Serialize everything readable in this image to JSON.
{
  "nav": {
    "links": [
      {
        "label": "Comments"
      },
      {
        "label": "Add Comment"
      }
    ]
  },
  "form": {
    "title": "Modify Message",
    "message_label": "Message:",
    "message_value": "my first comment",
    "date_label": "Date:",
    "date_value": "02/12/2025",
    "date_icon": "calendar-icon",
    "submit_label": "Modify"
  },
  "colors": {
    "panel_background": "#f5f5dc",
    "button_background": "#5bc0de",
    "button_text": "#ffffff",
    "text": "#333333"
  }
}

★ ★ ★ ★ ★ ★ ★

▶ **STATED EXERCISE**: Using the data above, return each line exactly as written.

▶ **RESULT OF THE EXERCISE**:
Serialize everything readable in this image to JSON.
{
  "nav": {
    "links": [
      {
        "label": "Comments"
      },
      {
        "label": "Add Comment"
      }
    ]
  },
  "form": {
    "title": "Modify Message",
    "message_label": "Message:",
    "message_value": "my first comment",
    "date_label": "Date:",
    "date_value": "02/12/2025",
    "date_icon": "calendar-icon",
    "submit_label": "Modify"
  },
  "colors": {
    "panel_background": "#f5f5dc",
    "button_background": "#5bc0de",
    "button_text": "#ffffff",
    "text": "#333333"
  }
}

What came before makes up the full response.